··· Bereitgestellte Daten ···
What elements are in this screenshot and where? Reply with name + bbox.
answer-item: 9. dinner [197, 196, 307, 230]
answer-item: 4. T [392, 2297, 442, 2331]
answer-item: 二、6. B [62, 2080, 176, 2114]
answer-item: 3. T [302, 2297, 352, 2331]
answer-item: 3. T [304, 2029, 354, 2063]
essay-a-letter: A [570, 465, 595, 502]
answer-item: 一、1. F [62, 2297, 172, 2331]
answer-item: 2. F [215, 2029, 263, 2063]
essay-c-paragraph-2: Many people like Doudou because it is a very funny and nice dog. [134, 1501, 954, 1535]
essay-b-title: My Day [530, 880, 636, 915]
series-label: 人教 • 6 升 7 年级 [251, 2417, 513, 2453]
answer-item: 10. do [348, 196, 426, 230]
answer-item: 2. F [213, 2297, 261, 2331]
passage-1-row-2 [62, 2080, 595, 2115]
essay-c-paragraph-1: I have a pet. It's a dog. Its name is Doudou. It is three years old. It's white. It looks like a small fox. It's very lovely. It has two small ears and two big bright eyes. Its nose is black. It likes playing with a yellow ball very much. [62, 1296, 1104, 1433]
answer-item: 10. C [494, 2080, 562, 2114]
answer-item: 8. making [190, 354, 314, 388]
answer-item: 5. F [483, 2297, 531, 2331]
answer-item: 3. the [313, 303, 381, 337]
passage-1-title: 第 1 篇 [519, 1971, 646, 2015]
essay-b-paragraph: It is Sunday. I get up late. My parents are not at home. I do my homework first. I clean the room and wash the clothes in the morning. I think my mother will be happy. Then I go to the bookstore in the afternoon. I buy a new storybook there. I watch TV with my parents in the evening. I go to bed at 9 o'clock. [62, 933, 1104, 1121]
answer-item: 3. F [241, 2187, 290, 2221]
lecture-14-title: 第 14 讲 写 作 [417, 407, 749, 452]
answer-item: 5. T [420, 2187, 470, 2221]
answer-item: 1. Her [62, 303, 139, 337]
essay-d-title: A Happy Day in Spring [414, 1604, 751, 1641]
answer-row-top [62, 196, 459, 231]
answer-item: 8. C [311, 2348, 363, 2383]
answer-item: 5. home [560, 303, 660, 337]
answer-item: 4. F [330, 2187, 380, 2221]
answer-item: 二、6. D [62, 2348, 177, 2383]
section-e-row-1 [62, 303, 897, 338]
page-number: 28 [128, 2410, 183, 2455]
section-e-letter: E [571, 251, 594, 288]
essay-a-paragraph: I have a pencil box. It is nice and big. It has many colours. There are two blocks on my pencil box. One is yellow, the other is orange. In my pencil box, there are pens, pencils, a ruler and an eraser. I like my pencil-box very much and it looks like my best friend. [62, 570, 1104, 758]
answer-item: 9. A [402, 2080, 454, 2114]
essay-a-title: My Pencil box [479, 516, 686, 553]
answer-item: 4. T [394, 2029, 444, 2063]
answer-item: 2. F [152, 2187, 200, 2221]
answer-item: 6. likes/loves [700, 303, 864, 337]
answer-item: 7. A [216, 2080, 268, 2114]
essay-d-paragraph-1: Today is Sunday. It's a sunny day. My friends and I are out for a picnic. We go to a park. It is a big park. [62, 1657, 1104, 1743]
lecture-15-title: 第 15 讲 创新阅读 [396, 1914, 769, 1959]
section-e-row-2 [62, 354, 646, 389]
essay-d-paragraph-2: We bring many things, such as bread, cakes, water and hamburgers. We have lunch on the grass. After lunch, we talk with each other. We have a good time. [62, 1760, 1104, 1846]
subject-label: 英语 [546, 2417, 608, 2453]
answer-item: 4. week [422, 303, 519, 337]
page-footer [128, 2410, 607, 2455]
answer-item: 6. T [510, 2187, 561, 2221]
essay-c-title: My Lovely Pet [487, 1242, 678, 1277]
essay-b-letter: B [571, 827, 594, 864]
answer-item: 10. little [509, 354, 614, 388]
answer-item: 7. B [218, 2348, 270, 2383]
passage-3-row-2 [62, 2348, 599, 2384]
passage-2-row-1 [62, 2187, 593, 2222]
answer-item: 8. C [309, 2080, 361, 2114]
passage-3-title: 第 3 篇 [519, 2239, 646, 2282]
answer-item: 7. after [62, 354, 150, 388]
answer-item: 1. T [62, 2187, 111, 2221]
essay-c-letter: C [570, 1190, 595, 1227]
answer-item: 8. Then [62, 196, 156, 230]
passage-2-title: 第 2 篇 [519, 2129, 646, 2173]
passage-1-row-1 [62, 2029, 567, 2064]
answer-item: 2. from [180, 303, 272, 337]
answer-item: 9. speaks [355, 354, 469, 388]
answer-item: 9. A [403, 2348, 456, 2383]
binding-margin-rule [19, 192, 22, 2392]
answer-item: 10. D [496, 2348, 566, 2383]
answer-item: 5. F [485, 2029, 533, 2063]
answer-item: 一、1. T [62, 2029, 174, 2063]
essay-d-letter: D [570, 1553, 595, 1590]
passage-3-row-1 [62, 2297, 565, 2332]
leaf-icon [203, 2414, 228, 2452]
···
* Arbeitsauftrag *
Geben Sie den Teil der Daten, der mit deren erster Zeile beginnt und mit der Zeile endet, die „passage-1-title: 第 1 篇 [519, 1971, 646, 2015]“ enthält, Zeichen für Zeichen wieder. Beide Grenzzeilen sind einzuschließen.

* Lösung der Aufgabe *
What elements are in this screenshot and where? Reply with name + bbox.
answer-item: 9. dinner [197, 196, 307, 230]
answer-item: 4. T [392, 2297, 442, 2331]
answer-item: 二、6. B [62, 2080, 176, 2114]
answer-item: 3. T [302, 2297, 352, 2331]
answer-item: 3. T [304, 2029, 354, 2063]
essay-a-letter: A [570, 465, 595, 502]
answer-item: 一、1. F [62, 2297, 172, 2331]
answer-item: 2. F [215, 2029, 263, 2063]
essay-c-paragraph-2: Many people like Doudou because it is a very funny and nice dog. [134, 1501, 954, 1535]
essay-b-title: My Day [530, 880, 636, 915]
series-label: 人教 • 6 升 7 年级 [251, 2417, 513, 2453]
answer-item: 10. do [348, 196, 426, 230]
answer-item: 2. F [213, 2297, 261, 2331]
passage-1-row-2 [62, 2080, 595, 2115]
essay-c-paragraph-1: I have a pet. It's a dog. Its name is Doudou. It is three years old. It's white. It looks like a small fox. It's very lovely. It has two small ears and two big bright eyes. Its nose is black. It likes playing with a yellow ball very much. [62, 1296, 1104, 1433]
answer-item: 10. C [494, 2080, 562, 2114]
answer-item: 8. making [190, 354, 314, 388]
answer-item: 5. F [483, 2297, 531, 2331]
answer-item: 3. the [313, 303, 381, 337]
passage-1-title: 第 1 篇 [519, 1971, 646, 2015]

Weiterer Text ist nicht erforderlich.